— BEGIN DATA PROVIDED —

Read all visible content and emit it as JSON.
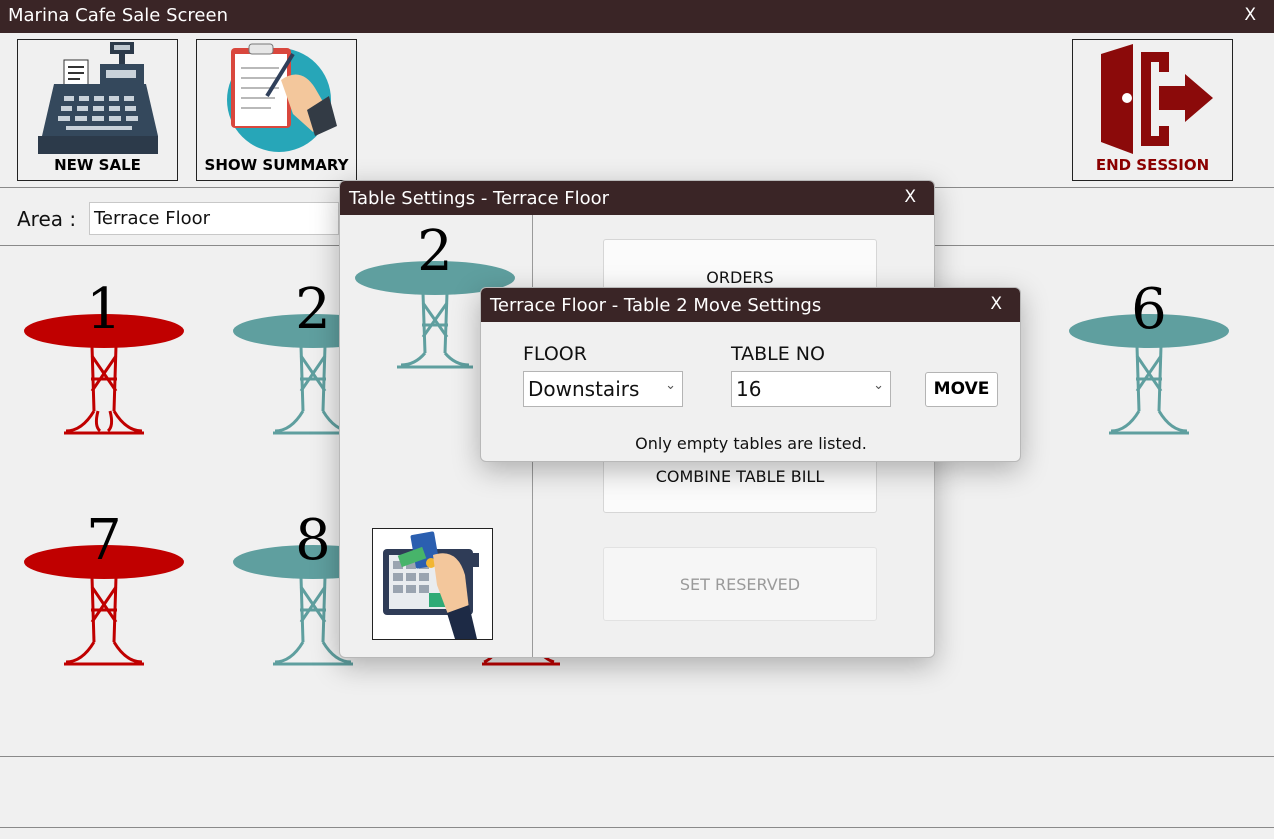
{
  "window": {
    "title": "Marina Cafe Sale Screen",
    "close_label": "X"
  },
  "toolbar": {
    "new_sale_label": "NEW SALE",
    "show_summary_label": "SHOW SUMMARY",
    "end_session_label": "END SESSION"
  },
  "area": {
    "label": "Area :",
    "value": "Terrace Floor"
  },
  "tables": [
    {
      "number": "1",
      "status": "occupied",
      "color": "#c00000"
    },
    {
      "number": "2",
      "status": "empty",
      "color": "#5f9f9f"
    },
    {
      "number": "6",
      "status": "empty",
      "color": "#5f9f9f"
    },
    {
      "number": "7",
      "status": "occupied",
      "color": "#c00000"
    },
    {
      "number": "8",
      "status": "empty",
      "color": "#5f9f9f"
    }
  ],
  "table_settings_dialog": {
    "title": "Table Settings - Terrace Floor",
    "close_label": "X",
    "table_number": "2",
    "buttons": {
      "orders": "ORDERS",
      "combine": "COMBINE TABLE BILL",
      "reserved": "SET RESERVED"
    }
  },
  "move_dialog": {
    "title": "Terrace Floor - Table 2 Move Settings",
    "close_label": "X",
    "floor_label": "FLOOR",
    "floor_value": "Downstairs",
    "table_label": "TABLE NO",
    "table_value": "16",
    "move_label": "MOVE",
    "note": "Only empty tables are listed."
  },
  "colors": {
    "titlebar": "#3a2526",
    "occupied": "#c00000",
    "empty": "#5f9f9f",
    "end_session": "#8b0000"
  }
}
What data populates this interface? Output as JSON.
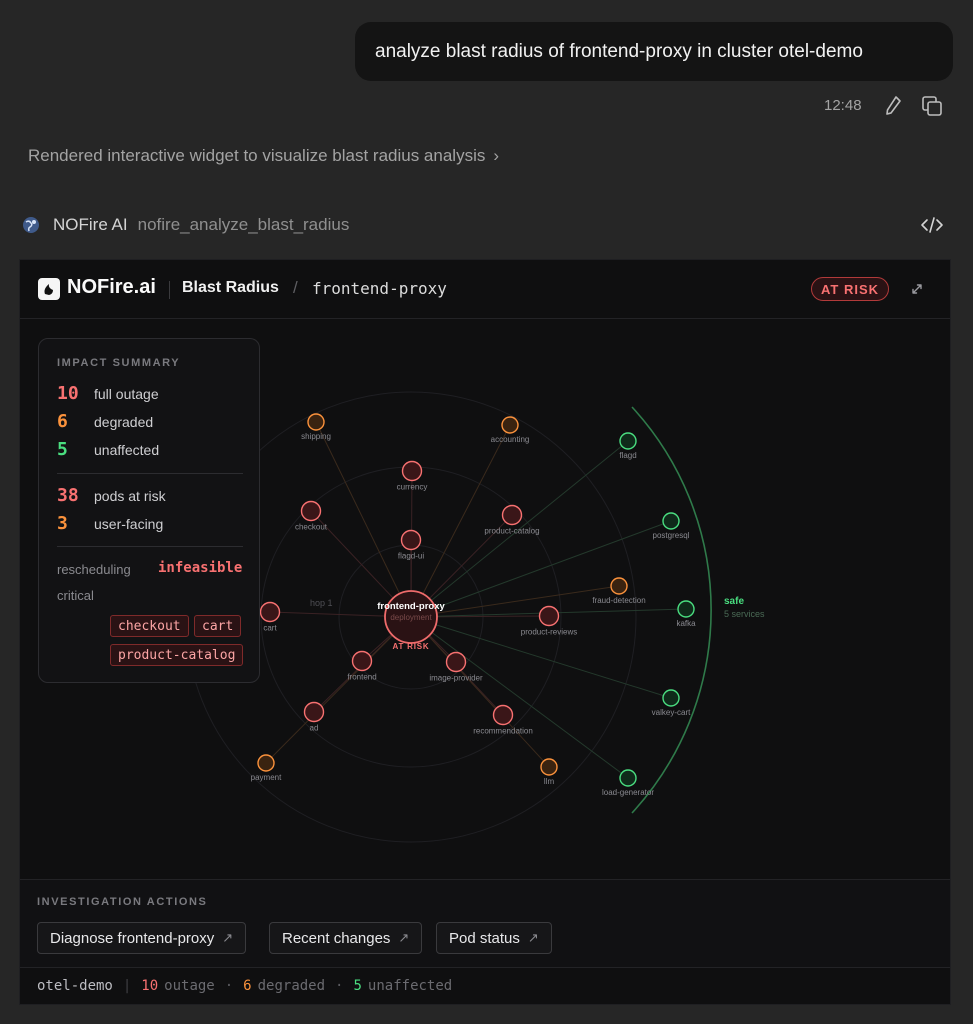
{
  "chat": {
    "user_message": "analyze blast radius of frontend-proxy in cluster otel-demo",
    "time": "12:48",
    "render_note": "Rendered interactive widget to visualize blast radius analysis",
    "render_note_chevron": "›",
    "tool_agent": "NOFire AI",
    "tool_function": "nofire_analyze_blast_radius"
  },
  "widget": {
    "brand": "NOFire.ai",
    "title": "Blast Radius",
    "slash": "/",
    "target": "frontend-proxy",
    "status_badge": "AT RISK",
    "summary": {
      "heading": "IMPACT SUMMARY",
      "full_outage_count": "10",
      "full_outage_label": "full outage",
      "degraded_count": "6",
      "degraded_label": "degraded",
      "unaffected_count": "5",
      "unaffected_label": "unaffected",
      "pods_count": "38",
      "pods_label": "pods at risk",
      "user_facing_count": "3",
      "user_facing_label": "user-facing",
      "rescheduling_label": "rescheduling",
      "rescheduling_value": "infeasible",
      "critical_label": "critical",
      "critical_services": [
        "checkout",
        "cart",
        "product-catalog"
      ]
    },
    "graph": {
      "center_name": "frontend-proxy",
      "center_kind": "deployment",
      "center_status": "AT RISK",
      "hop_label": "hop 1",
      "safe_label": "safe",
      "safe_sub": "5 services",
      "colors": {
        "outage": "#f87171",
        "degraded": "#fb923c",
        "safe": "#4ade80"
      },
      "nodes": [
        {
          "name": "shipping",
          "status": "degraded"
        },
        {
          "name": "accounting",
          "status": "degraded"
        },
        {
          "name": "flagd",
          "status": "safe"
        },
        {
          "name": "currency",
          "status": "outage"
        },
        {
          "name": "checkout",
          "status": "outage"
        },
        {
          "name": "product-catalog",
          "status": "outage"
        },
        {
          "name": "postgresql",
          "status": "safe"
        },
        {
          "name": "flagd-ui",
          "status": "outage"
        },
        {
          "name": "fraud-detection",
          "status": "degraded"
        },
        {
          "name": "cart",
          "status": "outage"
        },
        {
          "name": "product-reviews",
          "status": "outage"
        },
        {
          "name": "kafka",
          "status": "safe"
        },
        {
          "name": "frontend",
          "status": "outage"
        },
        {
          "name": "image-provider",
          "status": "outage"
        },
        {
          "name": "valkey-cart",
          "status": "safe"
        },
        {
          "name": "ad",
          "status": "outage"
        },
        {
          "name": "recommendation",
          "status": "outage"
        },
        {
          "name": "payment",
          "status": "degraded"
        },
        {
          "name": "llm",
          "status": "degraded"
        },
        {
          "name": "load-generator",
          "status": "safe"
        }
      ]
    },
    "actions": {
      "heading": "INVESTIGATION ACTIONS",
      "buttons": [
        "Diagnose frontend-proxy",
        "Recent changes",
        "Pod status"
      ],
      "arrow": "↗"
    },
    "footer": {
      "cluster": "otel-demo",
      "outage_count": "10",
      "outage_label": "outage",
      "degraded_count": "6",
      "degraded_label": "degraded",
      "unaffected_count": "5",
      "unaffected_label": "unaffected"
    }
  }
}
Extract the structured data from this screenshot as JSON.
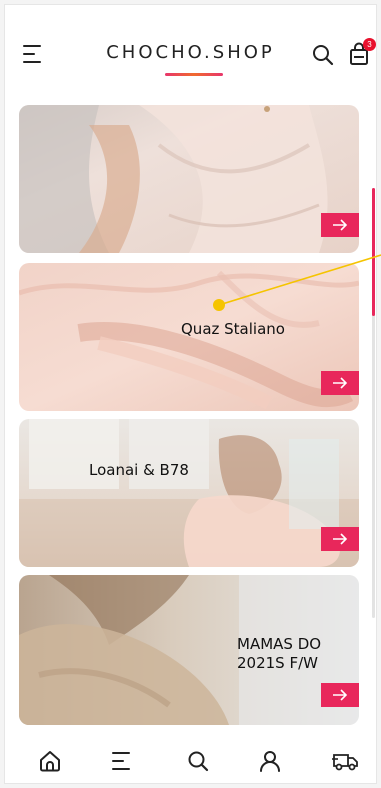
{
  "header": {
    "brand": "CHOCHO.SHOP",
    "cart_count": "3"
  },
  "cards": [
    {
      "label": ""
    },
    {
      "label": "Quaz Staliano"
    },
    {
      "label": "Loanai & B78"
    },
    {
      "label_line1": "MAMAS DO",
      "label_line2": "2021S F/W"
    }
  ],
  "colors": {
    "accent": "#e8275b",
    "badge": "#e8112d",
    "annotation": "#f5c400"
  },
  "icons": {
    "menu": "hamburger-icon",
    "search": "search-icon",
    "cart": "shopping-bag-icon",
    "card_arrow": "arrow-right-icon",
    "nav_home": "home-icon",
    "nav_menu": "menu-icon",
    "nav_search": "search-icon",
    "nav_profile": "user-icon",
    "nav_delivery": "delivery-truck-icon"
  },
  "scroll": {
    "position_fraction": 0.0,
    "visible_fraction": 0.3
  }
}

— END DATA PROVIDED —

## AIM
Extract all the data above exactly, excluding every picture.

## CORRECT ANSWER
Read all visible content and emit it as JSON.
{
  "window": {
    "title": "Marina Cafe Sale Screen",
    "close_label": "X"
  },
  "toolbar": {
    "new_sale_label": "NEW SALE",
    "show_summary_label": "SHOW SUMMARY",
    "end_session_label": "END SESSION"
  },
  "area": {
    "label": "Area :",
    "value": "Terrace Floor"
  },
  "tables": [
    {
      "number": "1",
      "status": "occupied",
      "color": "#c00000"
    },
    {
      "number": "2",
      "status": "empty",
      "color": "#5f9f9f"
    },
    {
      "number": "6",
      "status": "empty",
      "color": "#5f9f9f"
    },
    {
      "number": "7",
      "status": "occupied",
      "color": "#c00000"
    },
    {
      "number": "8",
      "status": "empty",
      "color": "#5f9f9f"
    }
  ],
  "table_settings_dialog": {
    "title": "Table Settings - Terrace Floor",
    "close_label": "X",
    "table_number": "2",
    "buttons": {
      "orders": "ORDERS",
      "combine": "COMBINE TABLE BILL",
      "reserved": "SET RESERVED"
    }
  },
  "move_dialog": {
    "title": "Terrace Floor - Table 2 Move Settings",
    "close_label": "X",
    "floor_label": "FLOOR",
    "floor_value": "Downstairs",
    "table_label": "TABLE NO",
    "table_value": "16",
    "move_label": "MOVE",
    "note": "Only empty tables are listed."
  },
  "colors": {
    "titlebar": "#3a2526",
    "occupied": "#c00000",
    "empty": "#5f9f9f",
    "end_session": "#8b0000"
  }
}
What data populates this interface? Output as JSON.
{
  "chat": {
    "user_message": "analyze blast radius of frontend-proxy in cluster otel-demo",
    "time": "12:48",
    "render_note": "Rendered interactive widget to visualize blast radius analysis",
    "render_note_chevron": "›",
    "tool_agent": "NOFire AI",
    "tool_function": "nofire_analyze_blast_radius"
  },
  "widget": {
    "brand": "NOFire.ai",
    "title": "Blast Radius",
    "slash": "/",
    "target": "frontend-proxy",
    "status_badge": "AT RISK",
    "summary": {
      "heading": "IMPACT SUMMARY",
      "full_outage_count": "10",
      "full_outage_label": "full outage",
      "degraded_count": "6",
      "degraded_label": "degraded",
      "unaffected_count": "5",
      "unaffected_label": "unaffected",
      "pods_count": "38",
      "pods_label": "pods at risk",
      "user_facing_count": "3",
      "user_facing_label": "user-facing",
      "rescheduling_label": "rescheduling",
      "rescheduling_value": "infeasible",
      "critical_label": "critical",
      "critical_services": [
        "checkout",
        "cart",
        "product-catalog"
      ]
    },
    "graph": {
      "center_name": "frontend-proxy",
      "center_kind": "deployment",
      "center_status": "AT RISK",
      "hop_label": "hop 1",
      "safe_label": "safe",
      "safe_sub": "5 services",
      "colors": {
        "outage": "#f87171",
        "degraded": "#fb923c",
        "safe": "#4ade80"
      },
      "nodes": [
        {
          "name": "shipping",
          "status": "degraded"
        },
        {
          "name": "accounting",
          "status": "degraded"
        },
        {
          "name": "flagd",
          "status": "safe"
        },
        {
          "name": "currency",
          "status": "outage"
        },
        {
          "name": "checkout",
          "status": "outage"
        },
        {
          "name": "product-catalog",
          "status": "outage"
        },
        {
          "name": "postgresql",
          "status": "safe"
        },
        {
          "name": "flagd-ui",
          "status": "outage"
        },
        {
          "name": "fraud-detection",
          "status": "degraded"
        },
        {
          "name": "cart",
          "status": "outage"
        },
        {
          "name": "product-reviews",
          "status": "outage"
        },
        {
          "name": "kafka",
          "status": "safe"
        },
        {
          "name": "frontend",
          "status": "outage"
        },
        {
          "name": "image-provider",
          "status": "outage"
        },
        {
          "name": "valkey-cart",
          "status": "safe"
        },
        {
          "name": "ad",
          "status": "outage"
        },
        {
          "name": "recommendation",
          "status": "outage"
        },
        {
          "name": "payment",
          "status": "degraded"
        },
        {
          "name": "llm",
          "status": "degraded"
        },
        {
          "name": "load-generator",
          "status": "safe"
        }
      ]
    },
    "actions": {
      "heading": "INVESTIGATION ACTIONS",
      "buttons": [
        "Diagnose frontend-proxy",
        "Recent changes",
        "Pod status"
      ],
      "arrow": "↗"
    },
    "footer": {
      "cluster": "otel-demo",
      "outage_count": "10",
      "outage_label": "outage",
      "degraded_count": "6",
      "degraded_label": "degraded",
      "unaffected_count": "5",
      "unaffected_label": "unaffected"
    }
  }
}
Extract the structured data from this screenshot as JSON.
{
  "header": {
    "brand": "CHOCHO.SHOP",
    "cart_count": "3"
  },
  "cards": [
    {
      "label": ""
    },
    {
      "label": "Quaz Staliano"
    },
    {
      "label": "Loanai & B78"
    },
    {
      "label_line1": "MAMAS DO",
      "label_line2": "2021S F/W"
    }
  ],
  "colors": {
    "accent": "#e8275b",
    "badge": "#e8112d",
    "annotation": "#f5c400"
  },
  "icons": {
    "menu": "hamburger-icon",
    "search": "search-icon",
    "cart": "shopping-bag-icon",
    "card_arrow": "arrow-right-icon",
    "nav_home": "home-icon",
    "nav_menu": "menu-icon",
    "nav_search": "search-icon",
    "nav_profile": "user-icon",
    "nav_delivery": "delivery-truck-icon"
  },
  "scroll": {
    "position_fraction": 0.0,
    "visible_fraction": 0.3
  }
}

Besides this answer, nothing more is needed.